--- Start of Items ---

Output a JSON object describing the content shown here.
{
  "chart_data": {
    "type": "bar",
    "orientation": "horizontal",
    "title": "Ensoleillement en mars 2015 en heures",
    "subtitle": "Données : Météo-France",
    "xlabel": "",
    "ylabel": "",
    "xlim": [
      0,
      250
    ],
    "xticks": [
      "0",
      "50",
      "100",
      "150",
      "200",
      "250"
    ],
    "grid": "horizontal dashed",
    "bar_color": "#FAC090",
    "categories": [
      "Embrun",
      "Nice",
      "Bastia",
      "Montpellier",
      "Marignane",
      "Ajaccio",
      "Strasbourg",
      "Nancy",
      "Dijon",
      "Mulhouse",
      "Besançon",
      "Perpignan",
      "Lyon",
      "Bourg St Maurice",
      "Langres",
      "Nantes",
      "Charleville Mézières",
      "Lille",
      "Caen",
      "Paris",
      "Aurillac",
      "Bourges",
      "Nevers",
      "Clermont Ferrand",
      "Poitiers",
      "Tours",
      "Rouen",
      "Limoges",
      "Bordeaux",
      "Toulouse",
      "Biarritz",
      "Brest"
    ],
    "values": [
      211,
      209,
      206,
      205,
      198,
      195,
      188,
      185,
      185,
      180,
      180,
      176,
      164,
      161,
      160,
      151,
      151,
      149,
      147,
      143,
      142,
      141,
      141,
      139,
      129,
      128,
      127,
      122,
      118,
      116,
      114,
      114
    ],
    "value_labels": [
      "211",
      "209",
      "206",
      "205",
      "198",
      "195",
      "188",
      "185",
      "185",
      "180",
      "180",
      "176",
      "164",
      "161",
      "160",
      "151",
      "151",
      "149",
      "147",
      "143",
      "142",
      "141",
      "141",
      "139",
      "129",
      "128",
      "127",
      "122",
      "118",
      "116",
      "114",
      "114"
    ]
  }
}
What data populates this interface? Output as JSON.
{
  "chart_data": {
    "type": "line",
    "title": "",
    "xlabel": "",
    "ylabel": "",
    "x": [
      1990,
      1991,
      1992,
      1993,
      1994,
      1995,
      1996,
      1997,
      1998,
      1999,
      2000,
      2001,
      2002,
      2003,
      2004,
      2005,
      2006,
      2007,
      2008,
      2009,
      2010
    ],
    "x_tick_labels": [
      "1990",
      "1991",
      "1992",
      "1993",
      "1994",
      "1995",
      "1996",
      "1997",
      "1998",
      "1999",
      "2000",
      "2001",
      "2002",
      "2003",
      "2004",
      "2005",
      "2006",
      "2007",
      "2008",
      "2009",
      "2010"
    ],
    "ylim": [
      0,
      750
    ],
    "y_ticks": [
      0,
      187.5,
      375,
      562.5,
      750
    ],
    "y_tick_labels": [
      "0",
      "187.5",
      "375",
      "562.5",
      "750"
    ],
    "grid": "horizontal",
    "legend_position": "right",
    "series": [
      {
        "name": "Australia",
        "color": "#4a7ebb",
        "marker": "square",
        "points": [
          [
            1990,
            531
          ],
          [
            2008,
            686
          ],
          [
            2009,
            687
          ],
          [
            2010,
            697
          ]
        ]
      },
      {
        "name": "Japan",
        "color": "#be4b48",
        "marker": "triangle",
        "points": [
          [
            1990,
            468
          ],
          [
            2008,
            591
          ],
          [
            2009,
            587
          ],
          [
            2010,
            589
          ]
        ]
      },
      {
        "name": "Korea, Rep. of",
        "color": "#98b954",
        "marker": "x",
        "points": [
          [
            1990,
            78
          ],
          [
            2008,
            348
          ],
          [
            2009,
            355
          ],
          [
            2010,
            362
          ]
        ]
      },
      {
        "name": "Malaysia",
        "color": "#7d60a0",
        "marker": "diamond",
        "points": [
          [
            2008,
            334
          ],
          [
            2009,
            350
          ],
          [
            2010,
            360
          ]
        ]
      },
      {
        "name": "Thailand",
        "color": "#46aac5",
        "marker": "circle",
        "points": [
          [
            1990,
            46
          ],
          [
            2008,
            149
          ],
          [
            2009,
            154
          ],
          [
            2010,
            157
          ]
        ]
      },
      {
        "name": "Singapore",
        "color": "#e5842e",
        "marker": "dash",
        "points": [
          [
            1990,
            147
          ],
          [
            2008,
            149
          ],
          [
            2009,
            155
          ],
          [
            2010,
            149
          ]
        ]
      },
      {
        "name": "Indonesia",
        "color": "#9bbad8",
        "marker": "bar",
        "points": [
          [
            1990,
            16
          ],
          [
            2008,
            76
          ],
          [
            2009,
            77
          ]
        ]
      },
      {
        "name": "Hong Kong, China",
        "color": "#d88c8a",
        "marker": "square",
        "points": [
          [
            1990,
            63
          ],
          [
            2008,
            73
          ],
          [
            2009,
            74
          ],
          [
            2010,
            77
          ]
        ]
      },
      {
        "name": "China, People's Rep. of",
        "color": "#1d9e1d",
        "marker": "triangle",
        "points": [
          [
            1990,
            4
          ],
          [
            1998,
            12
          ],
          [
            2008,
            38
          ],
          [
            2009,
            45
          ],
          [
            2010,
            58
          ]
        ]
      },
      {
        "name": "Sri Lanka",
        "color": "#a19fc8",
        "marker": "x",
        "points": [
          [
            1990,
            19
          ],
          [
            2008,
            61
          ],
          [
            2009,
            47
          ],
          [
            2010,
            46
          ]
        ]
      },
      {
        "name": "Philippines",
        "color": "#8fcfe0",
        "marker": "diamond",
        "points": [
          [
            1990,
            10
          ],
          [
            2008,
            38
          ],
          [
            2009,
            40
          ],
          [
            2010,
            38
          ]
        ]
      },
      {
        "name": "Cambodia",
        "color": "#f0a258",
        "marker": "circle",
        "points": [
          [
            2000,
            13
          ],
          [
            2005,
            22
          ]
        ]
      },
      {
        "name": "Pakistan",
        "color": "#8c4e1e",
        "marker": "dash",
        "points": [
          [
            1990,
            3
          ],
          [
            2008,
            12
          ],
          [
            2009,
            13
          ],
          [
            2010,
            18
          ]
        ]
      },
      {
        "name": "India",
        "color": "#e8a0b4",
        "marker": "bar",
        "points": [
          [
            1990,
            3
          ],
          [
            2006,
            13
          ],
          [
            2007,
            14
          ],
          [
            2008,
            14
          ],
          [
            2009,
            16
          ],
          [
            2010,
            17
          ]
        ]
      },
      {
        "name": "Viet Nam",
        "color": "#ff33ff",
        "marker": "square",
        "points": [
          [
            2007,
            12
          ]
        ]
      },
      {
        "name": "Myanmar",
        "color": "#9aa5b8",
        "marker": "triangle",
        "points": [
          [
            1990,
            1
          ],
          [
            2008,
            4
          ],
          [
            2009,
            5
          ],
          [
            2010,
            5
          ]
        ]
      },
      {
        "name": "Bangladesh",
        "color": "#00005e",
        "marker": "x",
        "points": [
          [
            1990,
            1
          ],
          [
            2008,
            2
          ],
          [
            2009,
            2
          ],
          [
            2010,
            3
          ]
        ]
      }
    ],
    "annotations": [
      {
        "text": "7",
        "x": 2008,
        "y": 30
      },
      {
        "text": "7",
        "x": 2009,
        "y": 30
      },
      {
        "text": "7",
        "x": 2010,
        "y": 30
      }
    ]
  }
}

--- End of Items ---

Description of the task:
Pick out the lines that contain "grid" and copy them.

Response:
    "grid": "horizontal dashed",
    "grid": "horizontal",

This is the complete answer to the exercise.